STATED EXERCISE:
Give every line from the entries that contains "एसआईआर".

PROVIDED RECORDS:
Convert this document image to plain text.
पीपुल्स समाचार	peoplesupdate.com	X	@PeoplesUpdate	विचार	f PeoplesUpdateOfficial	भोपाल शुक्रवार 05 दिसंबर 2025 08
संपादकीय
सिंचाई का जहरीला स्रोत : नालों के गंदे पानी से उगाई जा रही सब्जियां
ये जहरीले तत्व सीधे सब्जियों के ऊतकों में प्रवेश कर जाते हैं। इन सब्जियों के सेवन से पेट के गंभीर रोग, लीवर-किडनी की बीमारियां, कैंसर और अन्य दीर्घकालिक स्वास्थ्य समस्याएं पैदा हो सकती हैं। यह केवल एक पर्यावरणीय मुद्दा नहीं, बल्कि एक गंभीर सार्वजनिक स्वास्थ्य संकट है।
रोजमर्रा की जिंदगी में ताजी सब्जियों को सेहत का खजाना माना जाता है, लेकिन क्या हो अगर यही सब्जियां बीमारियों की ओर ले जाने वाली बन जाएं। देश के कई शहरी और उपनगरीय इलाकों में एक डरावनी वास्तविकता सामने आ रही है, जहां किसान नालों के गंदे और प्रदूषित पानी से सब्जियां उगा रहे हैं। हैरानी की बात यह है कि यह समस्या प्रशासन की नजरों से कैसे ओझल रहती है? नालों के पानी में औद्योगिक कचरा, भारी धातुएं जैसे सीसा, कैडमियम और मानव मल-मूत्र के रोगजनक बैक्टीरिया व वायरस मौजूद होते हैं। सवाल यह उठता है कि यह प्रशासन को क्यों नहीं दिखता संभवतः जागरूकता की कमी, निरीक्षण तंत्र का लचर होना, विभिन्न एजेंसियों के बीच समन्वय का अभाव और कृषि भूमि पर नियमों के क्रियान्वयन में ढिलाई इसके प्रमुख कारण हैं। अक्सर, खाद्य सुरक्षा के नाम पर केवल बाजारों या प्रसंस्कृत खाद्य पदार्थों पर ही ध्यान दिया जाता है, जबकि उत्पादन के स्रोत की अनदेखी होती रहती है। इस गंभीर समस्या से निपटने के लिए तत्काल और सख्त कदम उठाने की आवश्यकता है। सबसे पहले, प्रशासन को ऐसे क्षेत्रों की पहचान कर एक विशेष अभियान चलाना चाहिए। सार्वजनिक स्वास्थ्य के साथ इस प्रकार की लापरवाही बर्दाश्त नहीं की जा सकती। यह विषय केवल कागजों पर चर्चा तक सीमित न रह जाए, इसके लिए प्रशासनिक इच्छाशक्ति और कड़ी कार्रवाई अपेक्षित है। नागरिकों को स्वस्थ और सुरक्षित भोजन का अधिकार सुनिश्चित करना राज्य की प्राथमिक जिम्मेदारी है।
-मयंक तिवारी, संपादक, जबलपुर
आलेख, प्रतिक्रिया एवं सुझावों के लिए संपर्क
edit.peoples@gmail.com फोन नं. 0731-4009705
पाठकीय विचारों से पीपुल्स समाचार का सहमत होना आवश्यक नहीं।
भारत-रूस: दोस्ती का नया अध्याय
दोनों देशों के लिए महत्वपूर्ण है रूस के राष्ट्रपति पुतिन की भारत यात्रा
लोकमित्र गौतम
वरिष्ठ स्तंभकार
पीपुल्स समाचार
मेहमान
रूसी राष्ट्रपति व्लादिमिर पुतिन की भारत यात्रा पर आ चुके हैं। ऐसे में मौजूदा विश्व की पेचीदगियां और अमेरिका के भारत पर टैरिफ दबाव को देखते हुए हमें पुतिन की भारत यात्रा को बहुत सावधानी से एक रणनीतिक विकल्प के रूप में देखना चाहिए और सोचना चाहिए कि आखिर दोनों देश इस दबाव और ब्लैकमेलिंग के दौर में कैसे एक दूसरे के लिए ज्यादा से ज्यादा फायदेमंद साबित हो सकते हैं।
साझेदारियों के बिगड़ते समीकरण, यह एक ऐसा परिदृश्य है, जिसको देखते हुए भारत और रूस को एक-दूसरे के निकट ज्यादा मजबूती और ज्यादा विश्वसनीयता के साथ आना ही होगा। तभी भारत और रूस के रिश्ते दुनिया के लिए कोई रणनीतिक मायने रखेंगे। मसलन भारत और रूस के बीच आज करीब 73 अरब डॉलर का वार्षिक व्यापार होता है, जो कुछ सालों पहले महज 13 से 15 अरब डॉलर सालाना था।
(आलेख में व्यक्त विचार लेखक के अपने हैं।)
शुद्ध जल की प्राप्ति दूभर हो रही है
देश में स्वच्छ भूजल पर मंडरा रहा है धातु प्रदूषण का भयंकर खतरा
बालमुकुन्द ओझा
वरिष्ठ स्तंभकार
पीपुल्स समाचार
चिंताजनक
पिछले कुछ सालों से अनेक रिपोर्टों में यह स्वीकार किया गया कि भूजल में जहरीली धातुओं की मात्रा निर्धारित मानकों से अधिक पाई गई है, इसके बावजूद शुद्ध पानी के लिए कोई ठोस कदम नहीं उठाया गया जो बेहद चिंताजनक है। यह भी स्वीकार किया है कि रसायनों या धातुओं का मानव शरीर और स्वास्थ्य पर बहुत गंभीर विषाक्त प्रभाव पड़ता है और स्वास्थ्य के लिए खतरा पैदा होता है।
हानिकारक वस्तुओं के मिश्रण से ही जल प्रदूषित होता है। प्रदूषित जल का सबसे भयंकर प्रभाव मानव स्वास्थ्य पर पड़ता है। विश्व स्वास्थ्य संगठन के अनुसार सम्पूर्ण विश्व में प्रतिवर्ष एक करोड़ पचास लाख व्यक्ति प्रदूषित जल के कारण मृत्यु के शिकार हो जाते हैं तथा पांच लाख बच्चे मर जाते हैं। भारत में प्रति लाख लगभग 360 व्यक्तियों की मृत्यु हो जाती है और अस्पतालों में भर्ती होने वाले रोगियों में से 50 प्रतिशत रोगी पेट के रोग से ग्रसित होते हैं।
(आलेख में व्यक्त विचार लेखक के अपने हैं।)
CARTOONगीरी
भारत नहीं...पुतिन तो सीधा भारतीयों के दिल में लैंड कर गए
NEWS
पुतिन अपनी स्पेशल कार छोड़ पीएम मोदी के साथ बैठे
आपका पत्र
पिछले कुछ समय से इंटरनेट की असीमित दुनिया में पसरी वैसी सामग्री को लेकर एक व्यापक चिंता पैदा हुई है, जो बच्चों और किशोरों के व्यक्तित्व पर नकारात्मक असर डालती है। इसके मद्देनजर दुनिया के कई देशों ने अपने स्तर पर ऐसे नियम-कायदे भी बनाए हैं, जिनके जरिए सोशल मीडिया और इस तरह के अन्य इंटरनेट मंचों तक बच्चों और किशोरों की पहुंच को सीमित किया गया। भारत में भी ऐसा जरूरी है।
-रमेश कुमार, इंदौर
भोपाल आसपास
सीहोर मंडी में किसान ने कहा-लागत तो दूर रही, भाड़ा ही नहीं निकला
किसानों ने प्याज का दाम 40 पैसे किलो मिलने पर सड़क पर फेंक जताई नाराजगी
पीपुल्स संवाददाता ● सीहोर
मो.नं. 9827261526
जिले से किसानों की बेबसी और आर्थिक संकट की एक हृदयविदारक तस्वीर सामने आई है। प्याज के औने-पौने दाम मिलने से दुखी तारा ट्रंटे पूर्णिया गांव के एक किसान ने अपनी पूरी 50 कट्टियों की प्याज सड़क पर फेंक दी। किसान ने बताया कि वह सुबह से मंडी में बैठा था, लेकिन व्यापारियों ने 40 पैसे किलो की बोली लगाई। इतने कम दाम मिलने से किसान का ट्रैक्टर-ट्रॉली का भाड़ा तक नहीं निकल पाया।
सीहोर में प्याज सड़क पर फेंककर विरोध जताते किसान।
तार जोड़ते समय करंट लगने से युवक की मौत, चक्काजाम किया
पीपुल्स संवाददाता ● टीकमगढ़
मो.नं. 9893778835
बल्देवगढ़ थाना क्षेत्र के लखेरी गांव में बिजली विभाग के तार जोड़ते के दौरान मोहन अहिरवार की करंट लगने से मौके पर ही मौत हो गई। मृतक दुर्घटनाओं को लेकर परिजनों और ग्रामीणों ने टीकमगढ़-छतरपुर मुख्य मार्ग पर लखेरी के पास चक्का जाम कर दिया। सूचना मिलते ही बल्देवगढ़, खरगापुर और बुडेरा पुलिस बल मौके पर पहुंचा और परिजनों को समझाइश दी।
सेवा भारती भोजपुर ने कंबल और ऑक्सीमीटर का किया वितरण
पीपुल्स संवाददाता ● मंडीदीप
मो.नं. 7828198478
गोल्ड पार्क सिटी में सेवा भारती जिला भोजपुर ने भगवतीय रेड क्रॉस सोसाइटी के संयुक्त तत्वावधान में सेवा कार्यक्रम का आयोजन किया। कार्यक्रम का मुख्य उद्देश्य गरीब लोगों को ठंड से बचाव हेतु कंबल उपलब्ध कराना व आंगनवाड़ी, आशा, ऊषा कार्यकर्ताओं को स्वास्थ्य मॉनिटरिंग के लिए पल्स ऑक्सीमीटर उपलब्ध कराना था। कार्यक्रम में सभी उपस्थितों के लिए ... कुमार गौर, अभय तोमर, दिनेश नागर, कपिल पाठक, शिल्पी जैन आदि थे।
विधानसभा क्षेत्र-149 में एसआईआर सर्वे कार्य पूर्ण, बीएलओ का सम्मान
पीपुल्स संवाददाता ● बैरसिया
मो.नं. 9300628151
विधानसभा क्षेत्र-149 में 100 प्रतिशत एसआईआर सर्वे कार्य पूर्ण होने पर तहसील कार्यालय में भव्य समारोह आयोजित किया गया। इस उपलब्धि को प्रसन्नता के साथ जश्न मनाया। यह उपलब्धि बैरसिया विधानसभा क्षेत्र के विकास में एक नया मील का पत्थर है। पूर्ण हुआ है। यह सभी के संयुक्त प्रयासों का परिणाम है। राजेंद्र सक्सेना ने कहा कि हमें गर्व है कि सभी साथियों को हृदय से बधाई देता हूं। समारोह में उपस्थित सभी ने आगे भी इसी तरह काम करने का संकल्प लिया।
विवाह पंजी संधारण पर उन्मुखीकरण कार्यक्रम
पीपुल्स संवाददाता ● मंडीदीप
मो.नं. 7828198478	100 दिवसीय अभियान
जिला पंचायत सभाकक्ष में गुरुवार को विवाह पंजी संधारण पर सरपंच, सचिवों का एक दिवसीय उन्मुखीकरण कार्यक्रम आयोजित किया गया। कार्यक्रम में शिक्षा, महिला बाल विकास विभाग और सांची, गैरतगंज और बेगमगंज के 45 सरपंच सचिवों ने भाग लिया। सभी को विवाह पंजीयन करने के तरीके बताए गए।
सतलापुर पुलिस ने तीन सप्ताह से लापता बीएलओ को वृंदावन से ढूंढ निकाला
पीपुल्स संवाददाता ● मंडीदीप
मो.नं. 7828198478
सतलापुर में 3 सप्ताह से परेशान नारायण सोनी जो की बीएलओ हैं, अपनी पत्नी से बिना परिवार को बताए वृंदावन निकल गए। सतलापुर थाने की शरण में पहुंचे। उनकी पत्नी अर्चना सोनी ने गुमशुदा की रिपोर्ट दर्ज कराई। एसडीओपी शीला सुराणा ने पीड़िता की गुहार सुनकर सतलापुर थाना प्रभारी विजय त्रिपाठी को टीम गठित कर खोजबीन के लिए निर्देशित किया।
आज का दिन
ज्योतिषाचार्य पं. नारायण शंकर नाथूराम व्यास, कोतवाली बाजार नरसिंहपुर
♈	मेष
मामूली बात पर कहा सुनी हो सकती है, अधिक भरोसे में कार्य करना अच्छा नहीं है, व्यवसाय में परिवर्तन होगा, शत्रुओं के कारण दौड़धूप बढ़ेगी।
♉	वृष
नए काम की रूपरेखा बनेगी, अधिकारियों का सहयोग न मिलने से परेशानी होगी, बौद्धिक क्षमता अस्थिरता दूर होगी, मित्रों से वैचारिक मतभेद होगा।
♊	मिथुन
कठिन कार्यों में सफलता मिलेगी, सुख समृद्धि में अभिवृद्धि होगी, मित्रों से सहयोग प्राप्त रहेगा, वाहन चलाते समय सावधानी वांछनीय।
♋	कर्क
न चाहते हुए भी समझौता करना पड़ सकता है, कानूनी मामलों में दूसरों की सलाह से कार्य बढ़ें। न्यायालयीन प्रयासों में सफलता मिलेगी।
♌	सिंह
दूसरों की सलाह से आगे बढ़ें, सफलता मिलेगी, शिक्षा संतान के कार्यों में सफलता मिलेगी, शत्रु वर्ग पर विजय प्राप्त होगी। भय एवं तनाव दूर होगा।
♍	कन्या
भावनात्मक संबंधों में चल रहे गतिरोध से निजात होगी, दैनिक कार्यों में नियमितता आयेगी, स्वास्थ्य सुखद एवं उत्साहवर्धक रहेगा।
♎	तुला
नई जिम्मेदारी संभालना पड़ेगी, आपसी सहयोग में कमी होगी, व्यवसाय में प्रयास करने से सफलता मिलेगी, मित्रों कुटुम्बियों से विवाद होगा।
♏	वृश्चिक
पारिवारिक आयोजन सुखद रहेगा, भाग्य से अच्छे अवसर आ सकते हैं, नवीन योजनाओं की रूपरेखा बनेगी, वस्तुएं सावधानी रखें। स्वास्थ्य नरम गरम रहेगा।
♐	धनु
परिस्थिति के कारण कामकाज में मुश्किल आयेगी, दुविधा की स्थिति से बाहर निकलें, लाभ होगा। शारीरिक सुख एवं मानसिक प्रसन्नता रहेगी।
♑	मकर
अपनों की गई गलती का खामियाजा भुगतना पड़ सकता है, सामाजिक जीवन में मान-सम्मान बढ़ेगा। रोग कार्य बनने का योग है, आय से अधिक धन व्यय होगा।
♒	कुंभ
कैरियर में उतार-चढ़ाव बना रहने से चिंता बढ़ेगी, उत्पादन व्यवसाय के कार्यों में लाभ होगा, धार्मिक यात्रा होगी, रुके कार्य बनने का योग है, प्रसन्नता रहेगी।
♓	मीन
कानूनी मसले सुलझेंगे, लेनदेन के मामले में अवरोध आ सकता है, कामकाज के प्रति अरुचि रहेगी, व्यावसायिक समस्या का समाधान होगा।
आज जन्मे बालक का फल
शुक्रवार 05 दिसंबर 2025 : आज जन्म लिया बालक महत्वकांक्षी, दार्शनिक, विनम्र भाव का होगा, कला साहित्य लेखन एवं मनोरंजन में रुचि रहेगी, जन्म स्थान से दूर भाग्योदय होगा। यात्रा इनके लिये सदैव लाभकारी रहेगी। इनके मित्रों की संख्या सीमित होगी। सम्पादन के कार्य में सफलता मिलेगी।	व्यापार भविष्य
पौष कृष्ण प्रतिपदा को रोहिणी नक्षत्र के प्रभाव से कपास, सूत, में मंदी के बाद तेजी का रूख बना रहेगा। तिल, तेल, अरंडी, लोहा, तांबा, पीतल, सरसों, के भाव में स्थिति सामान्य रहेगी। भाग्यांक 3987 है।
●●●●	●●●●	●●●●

ANSWER FOR THE TASK:
विधानसभा क्षेत्र-149 में एसआईआर सर्वे कार्य पूर्ण, बीएलओ का सम्मान
विधानसभा क्षेत्र-149 में 100 प्रतिशत एसआईआर सर्वे कार्य पूर्ण होने पर तहसील कार्यालय में भव्य समारोह आयोजित किया गया। इस उपलब्धि को प्रसन्नता के साथ जश्न मनाया। यह उपलब्धि बैरसिया विधानसभा क्षेत्र के विकास में एक नया मील का पत्थर है। पूर्ण हुआ है। यह सभी के संयुक्त प्रयासों का परिणाम है। राजेंद्र सक्सेना ने कहा कि हमें गर्व है कि सभी साथियों को हृदय से बधाई देता हूं। समारोह में उपस्थित सभी ने आगे भी इसी तरह काम करने का संकल्प लिया।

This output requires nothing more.